Task brief
Examine the records and identify each line that includes the string "title". Copy those lines.

[Stored items from a collection]
-- BEGIN --
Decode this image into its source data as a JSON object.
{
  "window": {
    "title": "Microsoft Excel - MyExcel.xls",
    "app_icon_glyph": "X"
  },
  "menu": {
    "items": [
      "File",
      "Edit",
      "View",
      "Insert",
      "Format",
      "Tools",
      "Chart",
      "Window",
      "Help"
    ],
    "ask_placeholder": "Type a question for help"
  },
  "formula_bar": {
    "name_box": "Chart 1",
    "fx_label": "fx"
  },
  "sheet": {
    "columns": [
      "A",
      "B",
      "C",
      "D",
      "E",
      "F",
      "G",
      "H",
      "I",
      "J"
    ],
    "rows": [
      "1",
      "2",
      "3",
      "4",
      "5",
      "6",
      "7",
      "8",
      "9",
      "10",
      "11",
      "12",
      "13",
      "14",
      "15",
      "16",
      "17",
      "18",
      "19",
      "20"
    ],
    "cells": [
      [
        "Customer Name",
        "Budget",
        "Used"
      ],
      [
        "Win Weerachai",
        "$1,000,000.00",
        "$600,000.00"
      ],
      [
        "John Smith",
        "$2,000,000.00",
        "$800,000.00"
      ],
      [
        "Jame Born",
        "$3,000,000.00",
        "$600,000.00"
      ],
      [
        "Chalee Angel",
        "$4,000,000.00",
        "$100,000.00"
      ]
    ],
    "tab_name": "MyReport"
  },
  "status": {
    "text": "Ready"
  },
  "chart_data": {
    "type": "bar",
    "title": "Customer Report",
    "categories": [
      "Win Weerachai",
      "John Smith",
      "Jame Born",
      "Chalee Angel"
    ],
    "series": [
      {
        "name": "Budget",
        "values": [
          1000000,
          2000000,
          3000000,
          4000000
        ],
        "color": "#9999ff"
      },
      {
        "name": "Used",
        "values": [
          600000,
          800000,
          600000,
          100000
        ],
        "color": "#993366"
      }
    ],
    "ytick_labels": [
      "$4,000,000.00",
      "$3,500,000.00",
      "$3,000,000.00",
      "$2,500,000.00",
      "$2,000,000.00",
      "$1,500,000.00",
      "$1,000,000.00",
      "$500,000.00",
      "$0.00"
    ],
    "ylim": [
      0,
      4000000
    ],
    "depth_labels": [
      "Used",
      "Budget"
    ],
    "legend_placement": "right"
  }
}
-- END --
Expected output
    "title": "Microsoft Excel - MyExcel.xls",
    "title": "Customer Report",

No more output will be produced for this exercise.